• **Task to complete**:
Write the listing below out again exactly, dropping the images.
· · · · · · ·
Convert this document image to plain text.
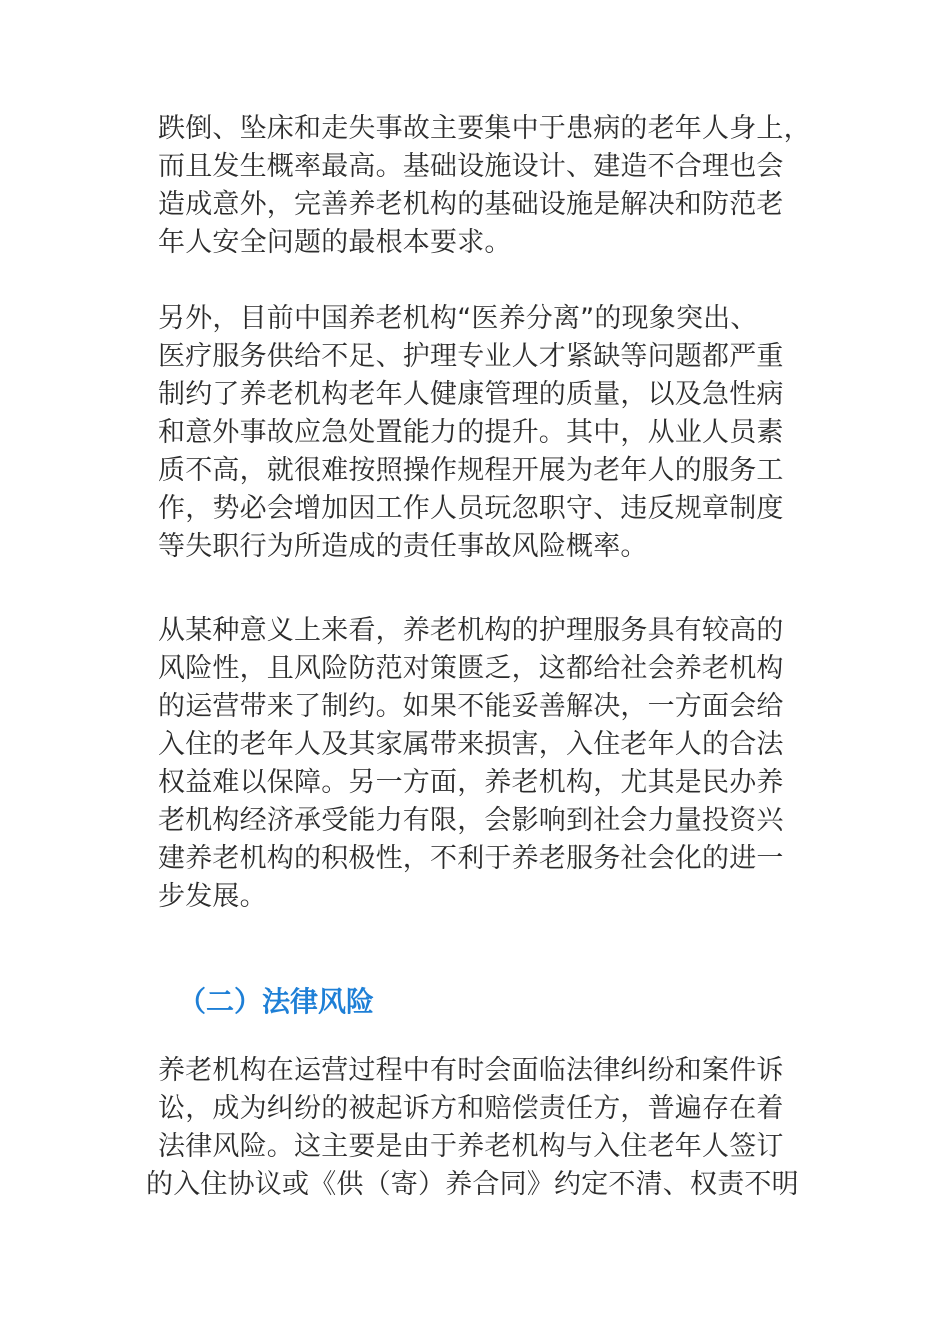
跌倒、坠床和走失事故主要集中于患病的老年人身上，
而且发生概率最高。基础设施设计、建造不合理也会
造成意外，完善养老机构的基础设施是解决和防范老
年人安全问题的最根本要求。
另外，目前中国养老机构“医养分离”的现象突出、
医疗服务供给不足、护理专业人才紧缺等问题都严重
制约了养老机构老年人健康管理的质量，以及急性病
和意外事故应急处置能力的提升。其中，从业人员素
质不高，就很难按照操作规程开展为老年人的服务工
作，势必会增加因工作人员玩忽职守、违反规章制度
等失职行为所造成的责任事故风险概率。
从某种意义上来看，养老机构的护理服务具有较高的
风险性，且风险防范对策匮乏，这都给社会养老机构
的运营带来了制约。如果不能妥善解决，一方面会给
入住的老年人及其家属带来损害，入住老年人的合法
权益难以保障。另一方面，养老机构，尤其是民办养
老机构经济承受能力有限，会影响到社会力量投资兴
建养老机构的积极性，不利于养老服务社会化的进一
步发展。
（二）法律风险
养老机构在运营过程中有时会面临法律纠纷和案件诉
讼，成为纠纷的被起诉方和赔偿责任方，普遍存在着
法律风险。这主要是由于养老机构与入住老年人签订
的入住协议或《供（寄）养合同》约定不清、权责不明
· · · · · · ·
• **Result**:
Convert this document image to plain text.
跌倒、坠床和走失事故主要集中于患病的老年人身上，
而且发生概率最高。基础设施设计、建造不合理也会
造成意外，完善养老机构的基础设施是解决和防范老
年人安全问题的最根本要求。
另外，目前中国养老机构“医养分离”的现象突出、
医疗服务供给不足、护理专业人才紧缺等问题都严重
制约了养老机构老年人健康管理的质量，以及急性病
和意外事故应急处置能力的提升。其中，从业人员素
质不高，就很难按照操作规程开展为老年人的服务工
作，势必会增加因工作人员玩忽职守、违反规章制度
等失职行为所造成的责任事故风险概率。
从某种意义上来看，养老机构的护理服务具有较高的
风险性，且风险防范对策匮乏，这都给社会养老机构
的运营带来了制约。如果不能妥善解决，一方面会给
入住的老年人及其家属带来损害，入住老年人的合法
权益难以保障。另一方面，养老机构，尤其是民办养
老机构经济承受能力有限，会影响到社会力量投资兴
建养老机构的积极性，不利于养老服务社会化的进一
步发展。
（二）法律风险
养老机构在运营过程中有时会面临法律纠纷和案件诉
讼，成为纠纷的被起诉方和赔偿责任方，普遍存在着
法律风险。这主要是由于养老机构与入住老年人签订
的入住协议或《供（寄）养合同》约定不清、权责不明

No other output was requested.